*Material for this task*
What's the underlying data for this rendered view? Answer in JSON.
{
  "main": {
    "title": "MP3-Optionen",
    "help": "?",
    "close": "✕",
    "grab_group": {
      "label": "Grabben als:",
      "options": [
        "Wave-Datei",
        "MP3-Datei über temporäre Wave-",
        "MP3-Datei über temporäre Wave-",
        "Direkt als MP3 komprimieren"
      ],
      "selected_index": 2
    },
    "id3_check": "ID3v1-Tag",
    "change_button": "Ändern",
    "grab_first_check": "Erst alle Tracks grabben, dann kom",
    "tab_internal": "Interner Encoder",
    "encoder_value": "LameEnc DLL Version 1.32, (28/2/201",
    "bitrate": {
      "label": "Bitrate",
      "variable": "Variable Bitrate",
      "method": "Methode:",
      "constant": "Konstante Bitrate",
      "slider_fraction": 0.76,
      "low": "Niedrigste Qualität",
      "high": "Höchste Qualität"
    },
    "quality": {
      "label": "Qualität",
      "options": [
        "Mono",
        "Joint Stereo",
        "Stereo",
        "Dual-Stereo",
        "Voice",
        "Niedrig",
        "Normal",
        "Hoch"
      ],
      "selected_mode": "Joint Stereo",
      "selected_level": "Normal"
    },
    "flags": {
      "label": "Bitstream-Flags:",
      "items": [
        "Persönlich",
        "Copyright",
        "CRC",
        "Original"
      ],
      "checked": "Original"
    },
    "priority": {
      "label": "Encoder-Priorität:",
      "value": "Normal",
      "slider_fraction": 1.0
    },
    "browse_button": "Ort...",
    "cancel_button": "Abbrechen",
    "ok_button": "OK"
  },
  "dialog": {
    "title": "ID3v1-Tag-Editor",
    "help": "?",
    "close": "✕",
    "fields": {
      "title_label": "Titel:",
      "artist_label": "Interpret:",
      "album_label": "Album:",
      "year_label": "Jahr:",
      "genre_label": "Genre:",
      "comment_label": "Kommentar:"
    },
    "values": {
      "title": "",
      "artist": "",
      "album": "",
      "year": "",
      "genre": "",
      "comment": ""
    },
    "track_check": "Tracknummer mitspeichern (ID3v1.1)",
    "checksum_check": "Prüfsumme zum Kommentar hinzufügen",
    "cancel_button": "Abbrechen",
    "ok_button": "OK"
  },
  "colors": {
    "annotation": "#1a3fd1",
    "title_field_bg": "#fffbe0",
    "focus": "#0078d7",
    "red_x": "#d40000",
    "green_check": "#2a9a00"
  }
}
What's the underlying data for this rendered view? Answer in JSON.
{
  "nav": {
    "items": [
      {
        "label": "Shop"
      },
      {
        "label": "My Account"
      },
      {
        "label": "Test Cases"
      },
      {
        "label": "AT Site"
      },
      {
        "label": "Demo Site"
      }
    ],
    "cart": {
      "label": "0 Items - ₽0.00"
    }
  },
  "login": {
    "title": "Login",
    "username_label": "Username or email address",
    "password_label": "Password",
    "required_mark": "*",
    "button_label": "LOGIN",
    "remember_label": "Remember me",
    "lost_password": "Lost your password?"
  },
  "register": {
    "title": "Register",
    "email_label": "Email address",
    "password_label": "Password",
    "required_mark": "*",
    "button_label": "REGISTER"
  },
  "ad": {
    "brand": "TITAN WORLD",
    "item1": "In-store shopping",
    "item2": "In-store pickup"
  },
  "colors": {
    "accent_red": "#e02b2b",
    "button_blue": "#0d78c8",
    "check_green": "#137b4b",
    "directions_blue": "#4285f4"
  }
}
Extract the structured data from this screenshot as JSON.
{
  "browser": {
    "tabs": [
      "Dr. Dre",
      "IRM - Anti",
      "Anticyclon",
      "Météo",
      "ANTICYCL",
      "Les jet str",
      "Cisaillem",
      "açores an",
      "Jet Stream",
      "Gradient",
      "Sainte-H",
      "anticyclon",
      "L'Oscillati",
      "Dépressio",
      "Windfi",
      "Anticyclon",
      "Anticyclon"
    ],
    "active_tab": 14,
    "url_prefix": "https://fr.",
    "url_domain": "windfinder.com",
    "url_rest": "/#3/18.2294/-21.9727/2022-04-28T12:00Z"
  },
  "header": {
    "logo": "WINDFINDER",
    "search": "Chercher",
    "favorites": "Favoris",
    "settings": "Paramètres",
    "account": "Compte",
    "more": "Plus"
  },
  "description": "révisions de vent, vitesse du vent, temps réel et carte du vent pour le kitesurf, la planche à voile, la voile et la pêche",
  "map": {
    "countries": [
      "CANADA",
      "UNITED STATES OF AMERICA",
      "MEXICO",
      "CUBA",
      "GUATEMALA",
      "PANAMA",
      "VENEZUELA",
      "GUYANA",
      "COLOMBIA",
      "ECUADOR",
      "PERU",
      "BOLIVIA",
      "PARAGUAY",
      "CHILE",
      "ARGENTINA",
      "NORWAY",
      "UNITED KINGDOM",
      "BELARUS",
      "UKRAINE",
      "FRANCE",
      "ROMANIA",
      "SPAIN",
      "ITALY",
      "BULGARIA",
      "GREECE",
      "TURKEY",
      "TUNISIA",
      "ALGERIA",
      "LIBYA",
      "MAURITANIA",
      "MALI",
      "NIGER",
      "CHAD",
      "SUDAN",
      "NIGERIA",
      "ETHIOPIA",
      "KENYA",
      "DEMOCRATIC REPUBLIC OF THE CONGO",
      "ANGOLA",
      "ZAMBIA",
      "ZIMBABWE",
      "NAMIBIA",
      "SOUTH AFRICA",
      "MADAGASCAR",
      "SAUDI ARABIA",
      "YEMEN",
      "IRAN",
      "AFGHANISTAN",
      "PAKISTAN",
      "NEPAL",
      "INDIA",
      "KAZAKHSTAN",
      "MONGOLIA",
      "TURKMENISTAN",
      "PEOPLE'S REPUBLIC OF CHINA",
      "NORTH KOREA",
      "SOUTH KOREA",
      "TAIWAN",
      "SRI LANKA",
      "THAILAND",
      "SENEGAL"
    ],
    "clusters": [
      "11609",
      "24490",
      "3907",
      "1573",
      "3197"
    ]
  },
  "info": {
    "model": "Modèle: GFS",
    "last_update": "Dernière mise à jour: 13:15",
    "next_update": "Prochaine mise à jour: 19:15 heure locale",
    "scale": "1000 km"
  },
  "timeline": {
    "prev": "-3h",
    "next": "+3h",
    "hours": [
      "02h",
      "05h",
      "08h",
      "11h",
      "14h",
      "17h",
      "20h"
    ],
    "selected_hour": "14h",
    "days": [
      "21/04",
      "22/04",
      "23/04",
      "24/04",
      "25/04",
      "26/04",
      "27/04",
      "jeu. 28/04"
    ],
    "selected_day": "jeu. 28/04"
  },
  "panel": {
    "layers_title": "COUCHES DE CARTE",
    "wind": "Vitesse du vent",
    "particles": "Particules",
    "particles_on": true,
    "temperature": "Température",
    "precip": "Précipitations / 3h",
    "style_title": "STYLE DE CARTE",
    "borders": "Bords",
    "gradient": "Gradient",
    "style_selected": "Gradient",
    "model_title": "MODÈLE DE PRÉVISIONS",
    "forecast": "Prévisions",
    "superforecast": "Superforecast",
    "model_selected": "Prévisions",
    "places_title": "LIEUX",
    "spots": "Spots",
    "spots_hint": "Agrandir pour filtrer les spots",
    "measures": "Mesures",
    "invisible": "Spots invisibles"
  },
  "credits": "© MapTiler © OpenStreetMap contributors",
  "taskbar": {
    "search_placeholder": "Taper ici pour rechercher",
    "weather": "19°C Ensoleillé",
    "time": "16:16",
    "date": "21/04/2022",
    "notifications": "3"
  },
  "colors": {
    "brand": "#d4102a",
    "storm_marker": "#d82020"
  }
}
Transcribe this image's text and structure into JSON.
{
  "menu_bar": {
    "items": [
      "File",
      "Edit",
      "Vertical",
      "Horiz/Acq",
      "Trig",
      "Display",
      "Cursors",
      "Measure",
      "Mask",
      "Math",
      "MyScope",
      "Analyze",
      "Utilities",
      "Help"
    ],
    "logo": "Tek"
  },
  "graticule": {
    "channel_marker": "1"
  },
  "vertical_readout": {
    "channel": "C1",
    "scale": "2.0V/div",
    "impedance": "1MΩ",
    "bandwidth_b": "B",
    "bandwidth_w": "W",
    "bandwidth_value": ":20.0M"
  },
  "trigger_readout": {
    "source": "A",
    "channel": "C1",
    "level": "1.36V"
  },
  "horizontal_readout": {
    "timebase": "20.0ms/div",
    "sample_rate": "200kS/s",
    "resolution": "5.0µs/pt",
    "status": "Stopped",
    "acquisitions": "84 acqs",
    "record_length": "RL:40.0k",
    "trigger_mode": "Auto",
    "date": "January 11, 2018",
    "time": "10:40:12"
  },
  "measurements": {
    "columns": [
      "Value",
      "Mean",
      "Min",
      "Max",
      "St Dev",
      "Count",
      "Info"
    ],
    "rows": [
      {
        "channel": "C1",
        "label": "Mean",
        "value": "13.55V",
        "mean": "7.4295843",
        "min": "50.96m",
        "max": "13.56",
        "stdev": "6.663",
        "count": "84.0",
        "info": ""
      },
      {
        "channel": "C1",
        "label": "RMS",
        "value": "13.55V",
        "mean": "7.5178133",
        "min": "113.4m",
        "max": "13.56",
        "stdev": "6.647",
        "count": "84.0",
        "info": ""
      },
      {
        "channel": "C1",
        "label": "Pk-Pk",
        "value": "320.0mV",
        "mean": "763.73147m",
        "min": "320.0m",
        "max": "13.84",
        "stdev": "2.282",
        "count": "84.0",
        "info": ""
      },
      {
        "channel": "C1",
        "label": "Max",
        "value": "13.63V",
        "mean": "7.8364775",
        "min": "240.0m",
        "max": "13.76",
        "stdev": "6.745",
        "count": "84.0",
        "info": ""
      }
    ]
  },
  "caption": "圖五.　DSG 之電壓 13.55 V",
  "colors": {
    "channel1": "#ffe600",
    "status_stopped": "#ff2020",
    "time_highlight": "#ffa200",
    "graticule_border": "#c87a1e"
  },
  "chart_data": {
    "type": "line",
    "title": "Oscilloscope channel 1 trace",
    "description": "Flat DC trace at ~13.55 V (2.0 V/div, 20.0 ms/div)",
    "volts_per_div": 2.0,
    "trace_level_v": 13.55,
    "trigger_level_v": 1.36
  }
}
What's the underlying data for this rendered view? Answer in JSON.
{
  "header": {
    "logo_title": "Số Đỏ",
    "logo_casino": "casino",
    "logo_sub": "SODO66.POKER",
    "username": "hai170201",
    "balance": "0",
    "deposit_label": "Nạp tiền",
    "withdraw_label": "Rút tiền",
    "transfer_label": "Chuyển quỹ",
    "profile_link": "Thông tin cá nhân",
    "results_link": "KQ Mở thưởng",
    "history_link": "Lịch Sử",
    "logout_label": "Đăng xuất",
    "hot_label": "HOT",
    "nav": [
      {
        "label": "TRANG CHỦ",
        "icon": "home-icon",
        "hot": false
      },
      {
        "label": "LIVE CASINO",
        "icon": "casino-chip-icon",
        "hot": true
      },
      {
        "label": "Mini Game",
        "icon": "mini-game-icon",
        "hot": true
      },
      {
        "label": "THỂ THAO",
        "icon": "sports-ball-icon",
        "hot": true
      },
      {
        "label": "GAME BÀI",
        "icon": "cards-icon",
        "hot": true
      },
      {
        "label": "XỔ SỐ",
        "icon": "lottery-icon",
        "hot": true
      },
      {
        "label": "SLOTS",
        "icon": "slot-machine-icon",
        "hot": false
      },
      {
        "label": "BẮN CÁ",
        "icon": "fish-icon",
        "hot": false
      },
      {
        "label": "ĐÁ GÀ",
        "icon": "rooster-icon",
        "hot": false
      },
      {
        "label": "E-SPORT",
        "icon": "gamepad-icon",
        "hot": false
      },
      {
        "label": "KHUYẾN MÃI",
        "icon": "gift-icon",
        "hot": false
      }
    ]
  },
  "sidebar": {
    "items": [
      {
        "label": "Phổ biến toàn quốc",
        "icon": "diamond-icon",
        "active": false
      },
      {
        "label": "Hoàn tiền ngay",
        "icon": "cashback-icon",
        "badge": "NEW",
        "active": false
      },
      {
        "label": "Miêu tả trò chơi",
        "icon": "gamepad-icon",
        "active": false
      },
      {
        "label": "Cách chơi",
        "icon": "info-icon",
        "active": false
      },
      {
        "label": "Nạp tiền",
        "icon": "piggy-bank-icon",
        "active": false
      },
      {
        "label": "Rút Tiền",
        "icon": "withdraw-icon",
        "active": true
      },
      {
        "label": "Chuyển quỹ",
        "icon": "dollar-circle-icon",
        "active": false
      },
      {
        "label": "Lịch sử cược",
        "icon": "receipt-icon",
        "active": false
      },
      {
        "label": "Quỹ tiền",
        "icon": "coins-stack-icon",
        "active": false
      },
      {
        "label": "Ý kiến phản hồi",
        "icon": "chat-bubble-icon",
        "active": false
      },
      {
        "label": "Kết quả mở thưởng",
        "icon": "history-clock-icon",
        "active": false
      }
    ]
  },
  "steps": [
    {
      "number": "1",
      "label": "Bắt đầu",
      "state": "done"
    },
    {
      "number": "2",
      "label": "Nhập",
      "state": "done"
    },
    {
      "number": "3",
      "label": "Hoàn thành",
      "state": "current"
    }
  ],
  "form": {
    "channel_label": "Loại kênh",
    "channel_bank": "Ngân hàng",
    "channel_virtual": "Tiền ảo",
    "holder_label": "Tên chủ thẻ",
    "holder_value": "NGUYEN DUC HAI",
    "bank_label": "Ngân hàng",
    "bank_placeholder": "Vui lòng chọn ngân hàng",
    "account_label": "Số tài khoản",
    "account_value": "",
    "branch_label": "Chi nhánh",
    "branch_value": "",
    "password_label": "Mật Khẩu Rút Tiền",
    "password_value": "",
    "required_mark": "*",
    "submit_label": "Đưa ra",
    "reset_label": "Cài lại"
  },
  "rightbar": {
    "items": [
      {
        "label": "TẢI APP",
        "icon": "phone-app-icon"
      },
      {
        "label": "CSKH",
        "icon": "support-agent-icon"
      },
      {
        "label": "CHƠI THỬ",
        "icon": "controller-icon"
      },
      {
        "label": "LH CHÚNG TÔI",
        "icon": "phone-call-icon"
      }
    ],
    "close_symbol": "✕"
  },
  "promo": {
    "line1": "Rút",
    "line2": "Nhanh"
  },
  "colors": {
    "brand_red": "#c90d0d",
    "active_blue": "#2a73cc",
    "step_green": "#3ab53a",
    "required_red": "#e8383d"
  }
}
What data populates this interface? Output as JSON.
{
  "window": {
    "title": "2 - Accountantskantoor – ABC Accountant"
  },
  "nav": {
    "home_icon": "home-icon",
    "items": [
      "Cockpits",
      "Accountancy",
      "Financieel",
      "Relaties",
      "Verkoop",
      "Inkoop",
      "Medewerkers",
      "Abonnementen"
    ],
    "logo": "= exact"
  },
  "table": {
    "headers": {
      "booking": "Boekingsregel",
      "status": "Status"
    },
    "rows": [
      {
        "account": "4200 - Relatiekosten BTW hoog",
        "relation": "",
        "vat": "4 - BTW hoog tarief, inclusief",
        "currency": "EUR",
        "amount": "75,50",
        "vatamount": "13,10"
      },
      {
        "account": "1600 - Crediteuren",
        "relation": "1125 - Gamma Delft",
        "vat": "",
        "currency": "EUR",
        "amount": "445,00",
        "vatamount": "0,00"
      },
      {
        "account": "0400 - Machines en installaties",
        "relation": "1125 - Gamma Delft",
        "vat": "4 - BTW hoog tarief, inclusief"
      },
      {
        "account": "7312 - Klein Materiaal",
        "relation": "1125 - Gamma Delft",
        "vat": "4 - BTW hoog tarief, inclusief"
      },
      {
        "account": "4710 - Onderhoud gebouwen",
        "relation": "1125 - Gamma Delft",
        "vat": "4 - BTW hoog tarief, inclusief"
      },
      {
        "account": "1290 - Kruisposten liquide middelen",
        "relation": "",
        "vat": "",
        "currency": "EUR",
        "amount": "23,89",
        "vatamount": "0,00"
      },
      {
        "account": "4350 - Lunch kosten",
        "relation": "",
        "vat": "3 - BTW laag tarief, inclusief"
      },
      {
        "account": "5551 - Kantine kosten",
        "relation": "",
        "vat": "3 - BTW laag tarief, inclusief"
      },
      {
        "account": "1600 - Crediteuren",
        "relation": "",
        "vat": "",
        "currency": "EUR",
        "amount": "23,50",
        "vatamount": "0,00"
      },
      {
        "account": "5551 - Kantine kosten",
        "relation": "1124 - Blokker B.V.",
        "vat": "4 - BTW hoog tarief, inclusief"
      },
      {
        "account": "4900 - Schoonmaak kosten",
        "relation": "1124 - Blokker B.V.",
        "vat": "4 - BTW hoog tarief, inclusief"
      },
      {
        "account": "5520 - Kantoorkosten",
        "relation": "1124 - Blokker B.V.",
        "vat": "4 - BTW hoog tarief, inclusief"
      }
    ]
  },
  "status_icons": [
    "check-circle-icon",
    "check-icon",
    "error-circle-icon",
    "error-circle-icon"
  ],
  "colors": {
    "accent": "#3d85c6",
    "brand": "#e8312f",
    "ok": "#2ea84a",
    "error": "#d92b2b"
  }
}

*What to produce*
Every line above that contains the word "Normal" should be reported.

*Answer to the problem*
        "Normal",
      "selected_level": "Normal"
      "value": "Normal",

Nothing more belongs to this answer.